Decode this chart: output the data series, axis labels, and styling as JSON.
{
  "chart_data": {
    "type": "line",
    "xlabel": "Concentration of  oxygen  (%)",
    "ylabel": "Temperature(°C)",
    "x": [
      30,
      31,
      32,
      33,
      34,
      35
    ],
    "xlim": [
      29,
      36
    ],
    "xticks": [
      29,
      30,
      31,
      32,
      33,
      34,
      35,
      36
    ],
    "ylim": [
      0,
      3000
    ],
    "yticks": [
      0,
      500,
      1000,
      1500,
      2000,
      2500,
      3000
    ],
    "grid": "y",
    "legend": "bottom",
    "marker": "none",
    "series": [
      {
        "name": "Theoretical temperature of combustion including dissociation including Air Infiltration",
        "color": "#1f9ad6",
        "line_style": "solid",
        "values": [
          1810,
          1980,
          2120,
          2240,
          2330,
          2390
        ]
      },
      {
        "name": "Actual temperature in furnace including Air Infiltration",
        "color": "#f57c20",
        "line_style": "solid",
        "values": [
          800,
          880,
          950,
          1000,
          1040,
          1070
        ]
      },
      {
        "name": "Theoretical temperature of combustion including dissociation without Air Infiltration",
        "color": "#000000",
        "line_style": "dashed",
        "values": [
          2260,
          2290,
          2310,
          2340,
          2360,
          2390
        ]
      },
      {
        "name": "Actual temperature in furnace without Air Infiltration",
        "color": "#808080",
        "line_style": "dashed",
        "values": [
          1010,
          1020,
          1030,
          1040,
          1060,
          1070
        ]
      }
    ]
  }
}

★ ★ ★ ★

• Task goal
Select the lines in this material that hold the word "combustion", leaving none out.

• Exercise solution
        "name": "Theoretical temperature of combustion including dissociation including Air Infiltration",
        "name": "Theoretical temperature of combustion including dissociation without Air Infiltration",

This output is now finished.